__Exercise task A__
Report every line in the rows below that contains the string "夏日享清凉", copying each such line in full.

Reduce heat loss by 20%

Be able to deconstruct the product into a storage space of 2.5 ft by 3 ft by 2 ft.

Be able to withstand water seeping through the connecting sections for a time period of 10 minutes of a constant supply of water.

Description of Analyses:

Analysis: (Design Issues, Calculated Parameters, Best Practices)

1:

Design Issue: 

The Issue presented in the 1st Green Sheet was the design of a square tubular frame for the side panels that could handle a 400 lb. point load. 

Calculated Parameters:

The parameters of the frame are that it must withstand a point load of 400 lb. With this value, the maximum shear and moment that would be applied can be found. The max. shear and moment values allow for the maximum stress, minimum stress, mean stress, alternating stress, and stress ratio to be calculated.  The stress values give parameters to then find a material with material properties that suffice for the frame design. 

Best Practices:

From the Machine Elements in Mechanical Design 6th Edition the material properties can be found in Table 15-15 for Hollow Tubing. The properties given are; the outside diameter, inside diameter, wall thickness, area, weight/ft, and section properties. These values are then applied in rougefab.com/tube-calculator to find materials that would work for the project. From the website, there were three suggestions for materials that should be used. The three materials are 7075-T6 Aluminum, DOM 1020, and 4130 N. Of these three, DOM 1020 will be used due to it being a material that would be easier to weld.

__Exercise task B__
List the properties of hollow tubing that the design analysis says Table 15-15 provides.

__Given information__
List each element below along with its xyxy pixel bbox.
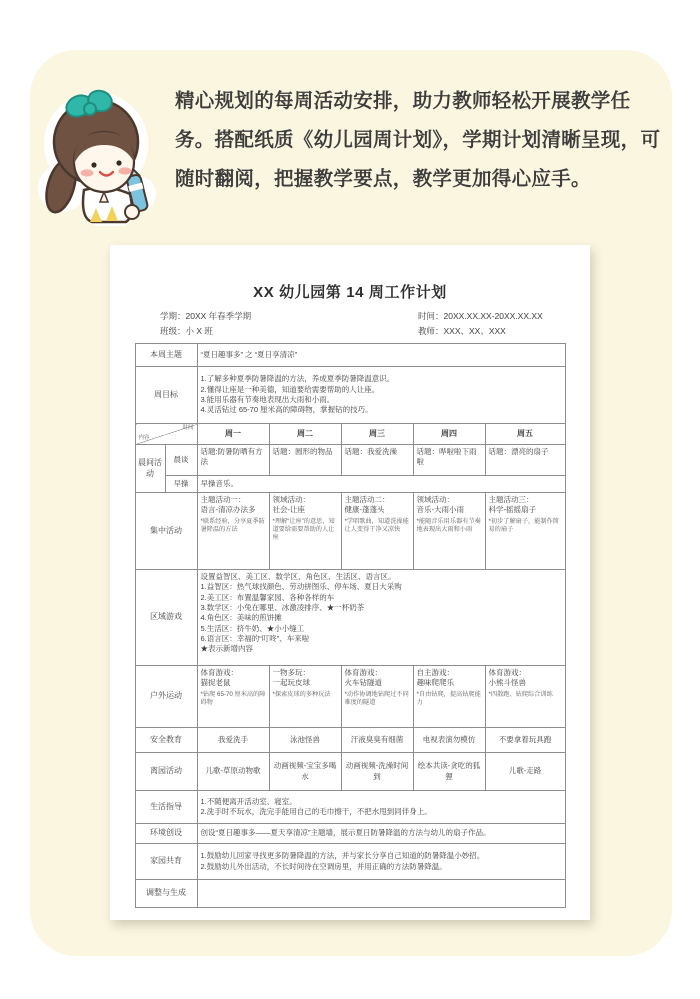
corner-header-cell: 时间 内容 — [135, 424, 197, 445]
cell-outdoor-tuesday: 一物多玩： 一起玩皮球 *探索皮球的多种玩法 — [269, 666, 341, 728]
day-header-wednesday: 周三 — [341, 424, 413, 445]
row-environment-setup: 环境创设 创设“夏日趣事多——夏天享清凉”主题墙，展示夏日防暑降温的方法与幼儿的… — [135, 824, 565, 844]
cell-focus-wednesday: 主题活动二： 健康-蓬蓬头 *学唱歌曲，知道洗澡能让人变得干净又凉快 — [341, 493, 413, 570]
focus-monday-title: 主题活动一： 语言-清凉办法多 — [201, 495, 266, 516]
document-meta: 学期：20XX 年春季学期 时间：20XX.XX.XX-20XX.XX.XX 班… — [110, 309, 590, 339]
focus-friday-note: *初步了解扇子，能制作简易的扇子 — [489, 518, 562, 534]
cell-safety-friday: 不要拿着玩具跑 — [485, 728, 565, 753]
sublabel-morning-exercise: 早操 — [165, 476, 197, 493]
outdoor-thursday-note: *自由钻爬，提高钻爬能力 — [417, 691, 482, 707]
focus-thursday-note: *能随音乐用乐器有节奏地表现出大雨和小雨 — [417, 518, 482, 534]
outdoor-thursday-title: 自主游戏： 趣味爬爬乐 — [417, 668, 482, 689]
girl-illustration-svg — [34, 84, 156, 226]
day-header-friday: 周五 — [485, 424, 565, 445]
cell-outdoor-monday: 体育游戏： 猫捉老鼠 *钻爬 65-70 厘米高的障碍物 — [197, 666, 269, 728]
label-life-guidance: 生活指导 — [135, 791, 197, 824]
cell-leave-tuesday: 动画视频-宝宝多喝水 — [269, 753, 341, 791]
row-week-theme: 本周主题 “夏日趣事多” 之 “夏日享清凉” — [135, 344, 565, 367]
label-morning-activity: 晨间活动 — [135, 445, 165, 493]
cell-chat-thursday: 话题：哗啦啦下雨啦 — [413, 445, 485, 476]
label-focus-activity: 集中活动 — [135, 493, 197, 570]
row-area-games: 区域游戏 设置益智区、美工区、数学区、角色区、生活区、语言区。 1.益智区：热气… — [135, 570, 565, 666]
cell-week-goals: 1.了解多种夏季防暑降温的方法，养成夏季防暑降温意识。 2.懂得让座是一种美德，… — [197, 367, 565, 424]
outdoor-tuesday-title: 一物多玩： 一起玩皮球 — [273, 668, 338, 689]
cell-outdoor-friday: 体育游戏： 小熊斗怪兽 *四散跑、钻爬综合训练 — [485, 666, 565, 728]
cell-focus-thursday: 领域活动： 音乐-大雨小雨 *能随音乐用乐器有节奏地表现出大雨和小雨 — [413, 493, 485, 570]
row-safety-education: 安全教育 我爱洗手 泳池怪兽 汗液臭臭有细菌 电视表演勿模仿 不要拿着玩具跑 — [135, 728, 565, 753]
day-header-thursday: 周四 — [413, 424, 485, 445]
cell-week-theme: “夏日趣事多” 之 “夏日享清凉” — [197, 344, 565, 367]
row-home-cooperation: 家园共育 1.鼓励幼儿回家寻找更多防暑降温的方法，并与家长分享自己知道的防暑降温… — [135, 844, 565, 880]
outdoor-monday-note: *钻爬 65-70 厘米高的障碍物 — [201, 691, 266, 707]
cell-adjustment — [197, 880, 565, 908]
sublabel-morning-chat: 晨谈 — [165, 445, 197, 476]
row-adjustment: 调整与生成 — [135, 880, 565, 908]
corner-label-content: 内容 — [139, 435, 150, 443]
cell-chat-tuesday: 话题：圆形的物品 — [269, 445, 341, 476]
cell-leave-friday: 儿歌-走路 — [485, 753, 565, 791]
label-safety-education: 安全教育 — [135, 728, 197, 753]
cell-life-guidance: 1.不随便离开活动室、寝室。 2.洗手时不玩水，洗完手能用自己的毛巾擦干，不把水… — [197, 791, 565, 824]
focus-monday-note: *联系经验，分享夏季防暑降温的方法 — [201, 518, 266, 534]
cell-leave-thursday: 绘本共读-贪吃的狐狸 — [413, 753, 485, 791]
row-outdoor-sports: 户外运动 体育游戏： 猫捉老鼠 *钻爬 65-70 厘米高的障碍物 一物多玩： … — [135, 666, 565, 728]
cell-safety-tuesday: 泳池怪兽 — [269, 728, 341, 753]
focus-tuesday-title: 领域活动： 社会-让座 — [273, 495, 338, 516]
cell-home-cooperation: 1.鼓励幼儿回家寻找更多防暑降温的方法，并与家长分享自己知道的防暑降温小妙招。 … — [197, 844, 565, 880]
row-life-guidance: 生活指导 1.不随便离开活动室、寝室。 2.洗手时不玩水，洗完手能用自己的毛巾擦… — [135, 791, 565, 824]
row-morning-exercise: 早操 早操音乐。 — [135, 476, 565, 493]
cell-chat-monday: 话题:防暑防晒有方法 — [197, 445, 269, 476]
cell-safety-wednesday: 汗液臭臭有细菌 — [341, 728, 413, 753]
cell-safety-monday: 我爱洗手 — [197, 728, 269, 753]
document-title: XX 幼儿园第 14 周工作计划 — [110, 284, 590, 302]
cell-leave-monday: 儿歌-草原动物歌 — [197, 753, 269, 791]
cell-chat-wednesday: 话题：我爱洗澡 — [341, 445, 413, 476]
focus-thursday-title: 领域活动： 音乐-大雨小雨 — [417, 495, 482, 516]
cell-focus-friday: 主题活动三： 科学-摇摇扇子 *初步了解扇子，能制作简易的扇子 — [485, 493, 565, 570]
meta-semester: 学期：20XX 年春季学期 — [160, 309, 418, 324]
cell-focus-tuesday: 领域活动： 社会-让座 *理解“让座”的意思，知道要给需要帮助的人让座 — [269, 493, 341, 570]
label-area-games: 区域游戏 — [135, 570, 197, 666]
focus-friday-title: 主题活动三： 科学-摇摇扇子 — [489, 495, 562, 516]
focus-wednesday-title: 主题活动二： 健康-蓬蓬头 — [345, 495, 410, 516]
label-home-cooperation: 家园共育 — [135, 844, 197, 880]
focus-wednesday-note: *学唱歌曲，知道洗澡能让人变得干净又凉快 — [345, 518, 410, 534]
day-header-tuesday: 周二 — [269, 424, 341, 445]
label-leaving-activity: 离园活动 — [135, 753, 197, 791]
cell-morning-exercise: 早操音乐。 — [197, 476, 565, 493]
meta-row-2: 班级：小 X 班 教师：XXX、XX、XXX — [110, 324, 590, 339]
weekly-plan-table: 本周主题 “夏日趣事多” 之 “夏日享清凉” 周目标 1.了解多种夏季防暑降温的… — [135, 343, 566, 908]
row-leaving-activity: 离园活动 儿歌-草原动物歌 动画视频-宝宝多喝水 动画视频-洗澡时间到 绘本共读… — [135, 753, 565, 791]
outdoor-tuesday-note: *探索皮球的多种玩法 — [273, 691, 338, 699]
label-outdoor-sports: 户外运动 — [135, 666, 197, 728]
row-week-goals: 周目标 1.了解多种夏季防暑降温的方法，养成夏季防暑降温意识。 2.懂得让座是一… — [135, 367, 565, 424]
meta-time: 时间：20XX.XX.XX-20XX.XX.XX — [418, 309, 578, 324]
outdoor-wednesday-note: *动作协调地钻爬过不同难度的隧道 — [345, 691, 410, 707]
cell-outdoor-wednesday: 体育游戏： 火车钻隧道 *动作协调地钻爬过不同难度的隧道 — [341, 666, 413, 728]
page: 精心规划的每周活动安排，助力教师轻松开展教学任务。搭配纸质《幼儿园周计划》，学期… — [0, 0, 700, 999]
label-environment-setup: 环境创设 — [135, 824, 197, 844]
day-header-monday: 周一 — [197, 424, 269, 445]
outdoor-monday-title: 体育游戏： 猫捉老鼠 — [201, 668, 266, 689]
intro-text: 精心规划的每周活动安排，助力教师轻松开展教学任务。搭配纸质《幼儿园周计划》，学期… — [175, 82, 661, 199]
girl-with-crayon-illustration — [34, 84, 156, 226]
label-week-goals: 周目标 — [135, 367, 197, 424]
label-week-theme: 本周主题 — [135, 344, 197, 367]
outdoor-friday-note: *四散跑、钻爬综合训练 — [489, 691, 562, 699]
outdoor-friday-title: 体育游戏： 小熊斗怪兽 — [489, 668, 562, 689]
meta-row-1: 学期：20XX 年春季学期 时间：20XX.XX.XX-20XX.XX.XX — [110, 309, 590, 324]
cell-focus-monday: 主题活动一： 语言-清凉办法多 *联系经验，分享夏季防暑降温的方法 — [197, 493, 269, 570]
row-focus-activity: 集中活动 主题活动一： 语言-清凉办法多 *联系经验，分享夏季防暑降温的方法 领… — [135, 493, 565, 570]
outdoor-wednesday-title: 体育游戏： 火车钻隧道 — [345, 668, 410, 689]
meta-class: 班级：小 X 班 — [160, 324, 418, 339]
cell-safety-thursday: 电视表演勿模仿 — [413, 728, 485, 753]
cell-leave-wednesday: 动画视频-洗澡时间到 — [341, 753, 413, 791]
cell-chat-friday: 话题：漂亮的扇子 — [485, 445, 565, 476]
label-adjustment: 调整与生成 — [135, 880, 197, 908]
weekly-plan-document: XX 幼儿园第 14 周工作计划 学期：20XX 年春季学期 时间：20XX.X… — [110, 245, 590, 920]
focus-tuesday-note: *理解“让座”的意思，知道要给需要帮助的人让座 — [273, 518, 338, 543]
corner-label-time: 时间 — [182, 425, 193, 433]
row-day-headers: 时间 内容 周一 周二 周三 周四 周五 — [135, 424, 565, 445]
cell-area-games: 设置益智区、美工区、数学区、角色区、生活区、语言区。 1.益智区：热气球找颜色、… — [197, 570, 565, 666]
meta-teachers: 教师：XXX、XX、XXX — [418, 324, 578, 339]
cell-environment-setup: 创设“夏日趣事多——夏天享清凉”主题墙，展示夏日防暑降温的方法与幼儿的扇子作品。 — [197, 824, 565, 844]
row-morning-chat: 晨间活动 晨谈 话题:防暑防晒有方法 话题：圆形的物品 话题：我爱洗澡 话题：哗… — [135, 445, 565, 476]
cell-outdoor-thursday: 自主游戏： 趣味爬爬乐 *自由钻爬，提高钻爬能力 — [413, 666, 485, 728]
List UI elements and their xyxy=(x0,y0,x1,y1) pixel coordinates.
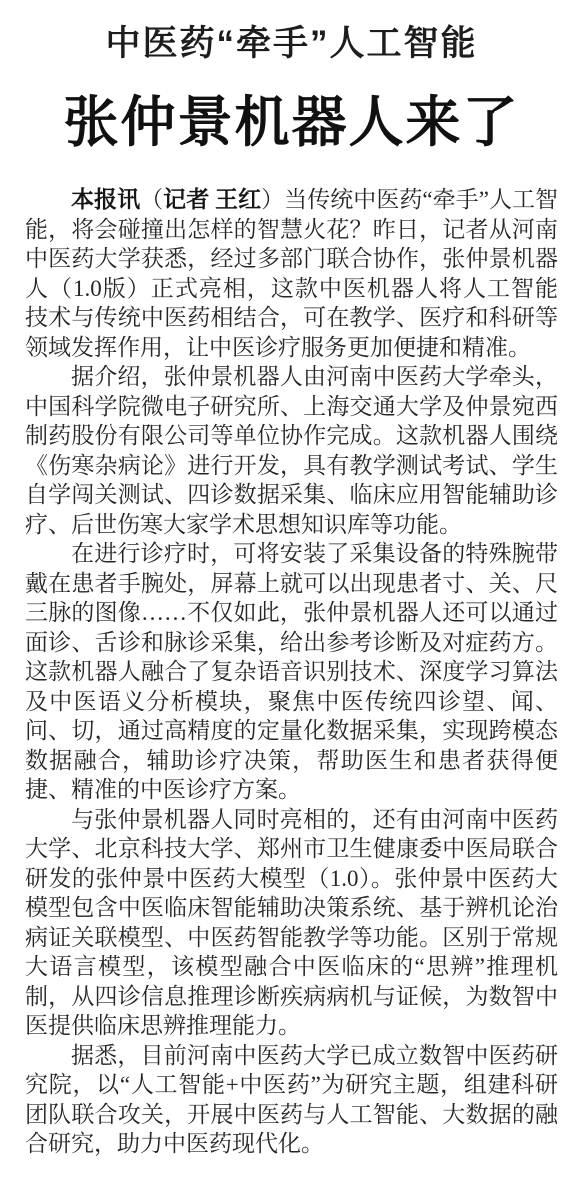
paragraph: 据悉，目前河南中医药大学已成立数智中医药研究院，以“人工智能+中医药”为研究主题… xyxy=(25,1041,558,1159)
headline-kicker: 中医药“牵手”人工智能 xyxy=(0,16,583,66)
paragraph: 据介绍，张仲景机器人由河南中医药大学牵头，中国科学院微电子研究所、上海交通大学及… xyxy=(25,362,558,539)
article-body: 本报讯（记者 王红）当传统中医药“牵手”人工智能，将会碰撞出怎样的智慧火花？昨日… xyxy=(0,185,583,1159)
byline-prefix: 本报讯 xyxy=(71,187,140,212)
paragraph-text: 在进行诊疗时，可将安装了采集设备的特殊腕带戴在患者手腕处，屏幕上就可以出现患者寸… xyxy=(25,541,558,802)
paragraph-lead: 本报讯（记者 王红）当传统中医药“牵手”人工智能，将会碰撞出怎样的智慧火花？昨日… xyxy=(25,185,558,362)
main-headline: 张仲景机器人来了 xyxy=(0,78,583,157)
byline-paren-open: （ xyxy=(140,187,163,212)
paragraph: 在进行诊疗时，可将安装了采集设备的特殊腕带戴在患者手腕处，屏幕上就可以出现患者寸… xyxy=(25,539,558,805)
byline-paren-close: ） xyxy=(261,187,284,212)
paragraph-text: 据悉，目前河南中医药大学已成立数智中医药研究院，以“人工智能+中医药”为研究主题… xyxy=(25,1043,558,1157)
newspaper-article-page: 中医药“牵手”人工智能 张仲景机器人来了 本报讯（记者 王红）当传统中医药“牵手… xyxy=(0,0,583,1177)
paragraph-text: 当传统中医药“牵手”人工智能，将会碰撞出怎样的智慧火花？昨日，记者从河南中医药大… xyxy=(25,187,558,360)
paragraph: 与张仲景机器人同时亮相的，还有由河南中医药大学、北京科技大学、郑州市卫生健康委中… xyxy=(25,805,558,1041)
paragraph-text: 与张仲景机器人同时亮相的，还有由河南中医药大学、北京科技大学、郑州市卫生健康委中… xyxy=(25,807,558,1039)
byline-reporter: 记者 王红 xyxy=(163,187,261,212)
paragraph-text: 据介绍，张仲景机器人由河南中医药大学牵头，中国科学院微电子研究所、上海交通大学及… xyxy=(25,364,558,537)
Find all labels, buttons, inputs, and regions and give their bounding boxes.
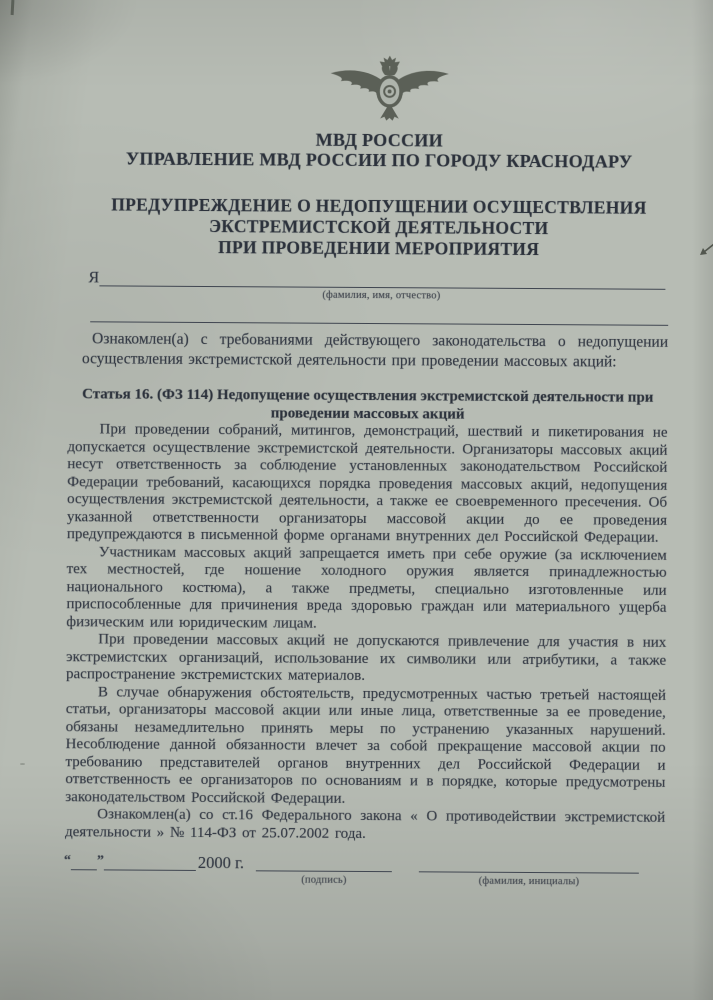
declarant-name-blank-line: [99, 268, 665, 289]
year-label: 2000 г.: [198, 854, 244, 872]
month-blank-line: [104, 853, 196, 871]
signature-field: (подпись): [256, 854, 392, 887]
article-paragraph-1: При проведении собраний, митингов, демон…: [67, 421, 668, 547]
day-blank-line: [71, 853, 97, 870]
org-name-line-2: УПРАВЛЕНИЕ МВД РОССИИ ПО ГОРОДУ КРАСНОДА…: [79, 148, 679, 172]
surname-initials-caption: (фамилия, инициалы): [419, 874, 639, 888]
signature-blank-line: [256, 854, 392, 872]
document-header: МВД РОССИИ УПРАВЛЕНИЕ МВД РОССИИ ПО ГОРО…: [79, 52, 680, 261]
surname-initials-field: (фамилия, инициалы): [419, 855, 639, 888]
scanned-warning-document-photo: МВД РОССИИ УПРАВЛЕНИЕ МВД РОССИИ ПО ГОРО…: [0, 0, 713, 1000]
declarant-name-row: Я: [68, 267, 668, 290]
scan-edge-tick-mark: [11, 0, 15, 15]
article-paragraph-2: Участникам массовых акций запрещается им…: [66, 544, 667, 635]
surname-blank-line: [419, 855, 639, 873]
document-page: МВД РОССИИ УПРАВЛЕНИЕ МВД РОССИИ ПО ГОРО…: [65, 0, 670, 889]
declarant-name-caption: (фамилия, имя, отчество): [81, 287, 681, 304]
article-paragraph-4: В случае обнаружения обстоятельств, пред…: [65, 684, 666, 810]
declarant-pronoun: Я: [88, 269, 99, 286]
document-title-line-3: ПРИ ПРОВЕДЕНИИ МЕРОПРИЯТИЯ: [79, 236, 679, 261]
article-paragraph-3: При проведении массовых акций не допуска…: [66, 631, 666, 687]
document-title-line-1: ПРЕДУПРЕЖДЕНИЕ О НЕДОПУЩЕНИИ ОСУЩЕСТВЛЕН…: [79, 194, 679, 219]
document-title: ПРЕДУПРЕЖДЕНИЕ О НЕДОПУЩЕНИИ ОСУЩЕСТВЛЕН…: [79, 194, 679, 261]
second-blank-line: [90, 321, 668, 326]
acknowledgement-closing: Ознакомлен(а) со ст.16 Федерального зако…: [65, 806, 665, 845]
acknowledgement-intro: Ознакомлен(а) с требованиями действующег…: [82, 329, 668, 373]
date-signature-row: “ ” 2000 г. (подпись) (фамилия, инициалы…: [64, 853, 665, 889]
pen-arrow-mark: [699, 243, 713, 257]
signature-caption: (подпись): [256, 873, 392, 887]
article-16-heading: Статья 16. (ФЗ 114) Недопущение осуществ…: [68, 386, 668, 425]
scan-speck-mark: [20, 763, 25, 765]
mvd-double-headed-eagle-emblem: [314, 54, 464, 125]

__Task response A__
row-week-theme: 本周主题 “夏日趣事多” 之 “夏日享清凉” — [135, 344, 565, 367]
cell-week-theme: “夏日趣事多” 之 “夏日享清凉” — [197, 344, 565, 367]
weekly-plan-table: 本周主题 “夏日趣事多” 之 “夏日享清凉” 周目标 1.了解多种夏季防暑降温的… — [135, 343, 566, 908]

__Task response B__
- Outside diameter
- Inside diameter
- Wall thickness
- Area
- Weight/ft
- Section properties